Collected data
==============================

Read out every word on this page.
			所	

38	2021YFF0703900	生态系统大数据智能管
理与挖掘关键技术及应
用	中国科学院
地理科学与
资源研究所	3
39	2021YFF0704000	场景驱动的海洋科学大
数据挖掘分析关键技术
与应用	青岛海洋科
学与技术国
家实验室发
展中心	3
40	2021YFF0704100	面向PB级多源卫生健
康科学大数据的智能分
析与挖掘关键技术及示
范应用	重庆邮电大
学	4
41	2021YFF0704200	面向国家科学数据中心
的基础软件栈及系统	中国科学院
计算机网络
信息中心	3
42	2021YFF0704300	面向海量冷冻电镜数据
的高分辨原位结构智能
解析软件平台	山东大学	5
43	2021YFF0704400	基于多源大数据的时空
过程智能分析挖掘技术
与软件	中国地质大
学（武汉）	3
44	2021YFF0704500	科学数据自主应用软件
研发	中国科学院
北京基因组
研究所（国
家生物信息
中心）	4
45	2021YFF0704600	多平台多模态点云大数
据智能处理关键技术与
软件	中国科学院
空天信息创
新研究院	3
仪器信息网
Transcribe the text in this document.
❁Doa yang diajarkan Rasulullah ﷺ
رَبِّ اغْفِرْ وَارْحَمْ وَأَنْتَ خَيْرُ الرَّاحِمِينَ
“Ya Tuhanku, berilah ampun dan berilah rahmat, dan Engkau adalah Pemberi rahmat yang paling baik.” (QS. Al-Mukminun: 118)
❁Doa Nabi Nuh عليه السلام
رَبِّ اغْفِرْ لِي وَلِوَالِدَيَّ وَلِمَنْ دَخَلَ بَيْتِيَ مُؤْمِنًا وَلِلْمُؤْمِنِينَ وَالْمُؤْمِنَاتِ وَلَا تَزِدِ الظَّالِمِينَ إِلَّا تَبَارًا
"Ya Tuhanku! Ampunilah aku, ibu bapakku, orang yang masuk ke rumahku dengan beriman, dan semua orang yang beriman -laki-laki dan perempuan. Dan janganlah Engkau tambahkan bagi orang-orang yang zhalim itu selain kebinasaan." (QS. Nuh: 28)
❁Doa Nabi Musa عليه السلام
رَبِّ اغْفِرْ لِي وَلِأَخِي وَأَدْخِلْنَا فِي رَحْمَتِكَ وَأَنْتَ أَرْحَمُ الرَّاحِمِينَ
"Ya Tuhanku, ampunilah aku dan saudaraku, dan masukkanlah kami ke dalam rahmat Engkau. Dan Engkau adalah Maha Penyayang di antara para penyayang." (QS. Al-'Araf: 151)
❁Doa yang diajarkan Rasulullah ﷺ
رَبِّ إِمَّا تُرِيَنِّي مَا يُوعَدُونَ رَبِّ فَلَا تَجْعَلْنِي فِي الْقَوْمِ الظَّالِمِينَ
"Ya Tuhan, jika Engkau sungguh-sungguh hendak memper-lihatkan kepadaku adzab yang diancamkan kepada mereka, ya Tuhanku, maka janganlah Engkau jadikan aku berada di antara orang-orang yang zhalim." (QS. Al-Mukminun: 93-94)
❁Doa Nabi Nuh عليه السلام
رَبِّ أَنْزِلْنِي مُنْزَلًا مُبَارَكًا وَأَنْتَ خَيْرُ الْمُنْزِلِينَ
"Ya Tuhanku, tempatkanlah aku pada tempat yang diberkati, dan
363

==============================

Every line that holds the word "orang" should be extracted.

== Task result ==
"Ya Tuhanku! Ampunilah aku, ibu bapakku, orang yang masuk ke rumahku dengan beriman, dan semua orang yang beriman -laki-laki dan perempuan. Dan janganlah Engkau tambahkan bagi orang-orang yang zhalim itu selain kebinasaan." (QS. Nuh: 28)
"Ya Tuhan, jika Engkau sungguh-sungguh hendak memper-lihatkan kepadaku adzab yang diancamkan kepada mereka, ya Tuhanku, maka janganlah Engkau jadikan aku berada di antara orang-orang yang zhalim." (QS. Al-Mukminun: 93-94)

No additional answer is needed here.